● **Text passage**
The grand master with his forces and the guests and mercenaries rode against the king to the border near Drewenz, near Kauernik, and the two armies camped opposite one another. Because the king of Poland did not dare cross the Drewenz, he went toward Gilgenberg and took that city and burned it, and they struck dead young and old and with the heathens committed so many murders as was unholy, dishonouring maidens, women, and churches, cutting off their breasts and torturing them, and driving them off to serfdom. Also the heathens committed great blasphemies on the sacraments; whenever they came into the churches they ground the host in their hands and threw it under their feet, and in that way committed their insults. Their great blasphemies and insults went to the hearts of the grand master, the whole order, and to all the knights and men-at-arms among the guests; and they rode with righteous indignation against the king from Lubov to Tannenberg, to the village in the district of Osterode, and came upon the king without warning, having come in great haste fifteen miles by daybreak on the 15th of July. And when they could see the enemy, they formed their ranks and held the enemy in sight for more than three hours. The king meanwhile sent the heathens out to skirmish, but the Poles were altogether unready. If they had attacked the king immediately they would have won honour and booty, but that, unfortunately, did not happen; they wanted to call him out to fight chivalrously with them. The marshal sent the king two unsheathed swords with the heralds.
Such were the movements of the two armies. Jungingen had managed to bring his forces against the Poles and Lithuanians without warning, a considerable feat for any era. Then he wasted his advantage, letting the sleepless soldiers stand in battle order without food or drink until the enemy was ready. After that, he had his men dig camouflaged pits to trap the charging Polish cavalry, then ordered a withdrawal from that line so that the royal forces in the woods could have room to deploy in two lines in the open field against him. As a result, not only were his pits now part of the Polish defensive line, but his powerful artillery was now stationed at a place where it was ineffective; moreover, his infantry was standing where it was difficult to provide proper support for the massed bodies of knights. Even considering that the grand master could hardly expect the Polish knights to charge unless they had room to line up their units, this was poor generalship. Jungingen’s troops were tired, wet from a morning shower, hungry, and undoubtedly becoming nervous. Moreover, the day was unusually warm, and the men were not accustomed to heat. Nevertheless, Jungingen had a good chance of prevailing if only he could persuade the king to commit his troops to battle first, allowing the experienced knights the opportunity for one of their long-practised counter-strokes. The grand master’s pride, arrogance, and rashness were partly balanced by his courage and skill in battle – and he had a large force behind him. The masses of knights in the huge formations masked the poor placement of his supporting troops and gave him confidence in a total victory.

● **Data lines**
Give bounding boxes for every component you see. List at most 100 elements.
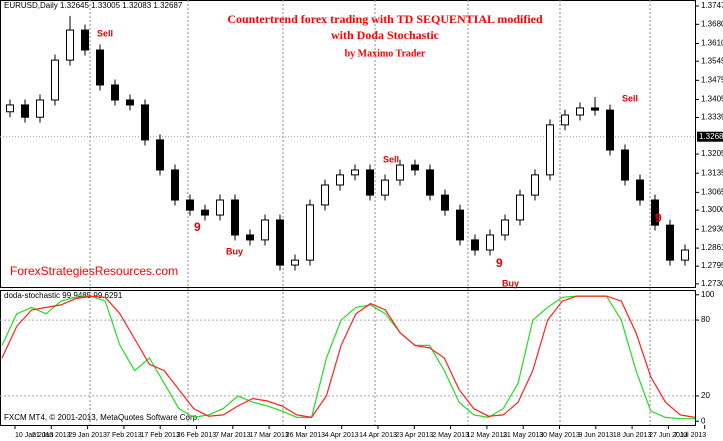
- current-price-box: [697, 131, 723, 142]
- y-tick-label: 1.3405: [701, 95, 723, 104]
- x-tick-label: 10 Jan 2013: [15, 432, 54, 439]
- y-tick-label: 1.3205: [701, 149, 723, 158]
- indicator-tick-label: 0: [701, 416, 706, 425]
- indicator-line: [1, 295, 696, 419]
- x-tick-label: 21 Jan 2013: [32, 432, 71, 439]
- candle-body: [651, 199, 659, 226]
- indicator-panel: [0, 290, 696, 426]
- indicator-name: doda-stochastic 99.9485 99.6291: [4, 291, 123, 300]
- y-tick-label: 1.3610: [701, 39, 723, 48]
- candle-body: [501, 219, 509, 236]
- candle-body: [111, 84, 119, 101]
- x-tick-label: 26 Feb 2013: [177, 432, 216, 439]
- annotation-count: 9: [194, 220, 201, 234]
- candle-body: [621, 149, 629, 181]
- candle-body: [606, 109, 614, 151]
- x-tick-label: 2 May 2013: [432, 432, 469, 439]
- candle-body: [306, 204, 314, 261]
- candle-body: [636, 179, 644, 201]
- indicator-tick-label: 20: [701, 391, 710, 400]
- chart-subtitle: with Doda Stochastic: [331, 28, 440, 42]
- candle-body: [171, 169, 179, 201]
- copyright: FXCM MT4, © 2001-2013, MetaQuotes Softwa…: [4, 413, 199, 422]
- candle-body: [351, 169, 359, 176]
- author: by Maximo Trader: [345, 48, 426, 59]
- y-tick-label: 1.3545: [701, 56, 723, 65]
- candle-body: [486, 234, 494, 251]
- candle-body: [546, 124, 554, 176]
- annotation-count: 9: [655, 211, 662, 225]
- y-tick-label: 1.3680: [701, 19, 723, 28]
- chart-title: Countertrend forex trading with TD SEQUE…: [227, 12, 543, 26]
- candle-body: [81, 29, 89, 51]
- candle-body: [36, 99, 44, 118]
- x-tick-label: 23 Apr 2013: [395, 432, 433, 439]
- y-tick-label: 1.3747: [701, 1, 723, 10]
- price-panel: [0, 0, 696, 288]
- candle-body: [246, 234, 254, 241]
- x-tick-label: 7 Feb 2013: [106, 432, 142, 439]
- y-tick-label: 1.2930: [701, 224, 723, 233]
- candle-body: [681, 249, 689, 261]
- candle-body: [336, 174, 344, 186]
- x-tick-label: 29 Jan 2013: [68, 432, 107, 439]
- x-tick-label: 14 Apr 2013: [359, 432, 397, 439]
- x-tick-label: 9 Jun 2013: [578, 432, 613, 439]
- candle-body: [231, 199, 239, 236]
- header: EURUSD,Daily 1.32645 1.33005 1.32083 1.3…: [4, 1, 183, 10]
- candle-body: [366, 169, 374, 196]
- x-tick-label: 17 Mar 2013: [249, 432, 288, 439]
- candle-body: [6, 104, 14, 113]
- x-tick-label: 21 May 2013: [503, 432, 544, 439]
- indicator-tick-label: 100: [701, 290, 715, 299]
- candle-body: [261, 219, 269, 241]
- x-tick-label: 7 Mar 2013: [215, 432, 251, 439]
- candle-body: [21, 104, 29, 118]
- candle-body: [66, 29, 74, 61]
- candle-body: [201, 209, 209, 216]
- x-tick-label: 4 Apr 2013: [325, 432, 359, 439]
- y-tick-label: 1.3135: [701, 168, 723, 177]
- candle-body: [186, 199, 194, 211]
- candle-body: [441, 194, 449, 211]
- watermark: ForexStrategiesResources.com: [10, 264, 178, 278]
- candle-body: [156, 139, 164, 171]
- candle-body: [141, 104, 149, 141]
- annotation-sell: Sell: [383, 154, 399, 164]
- candle-body: [411, 164, 419, 171]
- x-tick-label: 17 Feb 2013: [141, 432, 180, 439]
- candle-body: [471, 239, 479, 251]
- x-tick-label: 7 Jul 2013: [674, 432, 706, 439]
- candle-body: [561, 114, 569, 126]
- candle-body: [291, 259, 299, 266]
- x-tick-label: 27 Jun 2013: [649, 432, 688, 439]
- y-tick-label: 1.2730: [701, 279, 723, 288]
- candle-body: [216, 199, 224, 216]
- y-tick-label: 1.3475: [701, 75, 723, 84]
- y-tick-label: 1.3000: [701, 205, 723, 214]
- current-price-label: 1.32687: [699, 132, 723, 141]
- candle-body: [426, 169, 434, 196]
- x-tick-label: 12 May 2013: [467, 432, 508, 439]
- candle-body: [126, 99, 134, 106]
- separators: [89, 0, 651, 425]
- annotation-sell: Sell: [97, 28, 113, 38]
- candle-body: [576, 107, 584, 116]
- indicator-tick-label: 80: [701, 315, 710, 324]
- candle-body: [396, 164, 404, 181]
- candle-body: [591, 107, 599, 111]
- candle-body: [516, 194, 524, 221]
- candle-body: [51, 59, 59, 101]
- annotation-count: 9: [496, 256, 503, 270]
- x-tick-label: 30 May 2013: [539, 432, 580, 439]
- candle-body: [456, 209, 464, 241]
- candle-body: [276, 219, 284, 266]
- annotation-buy: Buy: [502, 278, 519, 288]
- candle-body: [666, 224, 674, 261]
- candle-body: [531, 174, 539, 196]
- candle-body: [381, 179, 389, 196]
- annotation-buy: Buy: [226, 246, 243, 256]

● **Required tasks**
1) Summarize the Tannenberg passage in two sentences.
2) According to the Tannenberg passage, how many miles had the grand master's forces covered by daybreak on July 15?
3) Extend the Tannenberg passage with one more paragraph that picks up after its final sentence.
The entries have no part in this work.

● **Results in order**
1) Enraged by the king of Poland's burning of Gilgenberg and the heathens' atrocities and blasphemies, the grand master's army rode in great haste to Tannenberg and came upon the king without warning on July 15, but then held its ranks for more than three hours instead of attacking. The passage calls Jungingen's handling of the battle poor generalship, since his withdrawal left his pits in the Polish line, his artillery ineffective and his infantry badly placed, though he could still prevail if the king committed his troops first.

2) Fifteen miles.

3)
The sight of the armies forming their lines of battle was something that no participant ever forgot: the grand master’s elite corps of white-clad knights around his large white banner with the black cross, the colourful flags of the castellans and bishops; Jagiełło’s crowned white eagle on a red field; the archbishop of Gniezno’s white cross on a red field; the castellan of Cracow’s crowned bear; the Polish marshal’s lion-head breathing fire against a blue background; the Lithuanians’ white knight (Vytis) on a white horse; and the geometric symbol for Vilnius. The serried ranks of the infantry and bowmen paraded into place, accompanied by music; the artillery was dragged to whatever slight rise might give the cannon a better field of fire. Messengers rode back and forth, ordering units to make small changes in their stations, and officers encouraged their men to stand valiantly and fight bravely.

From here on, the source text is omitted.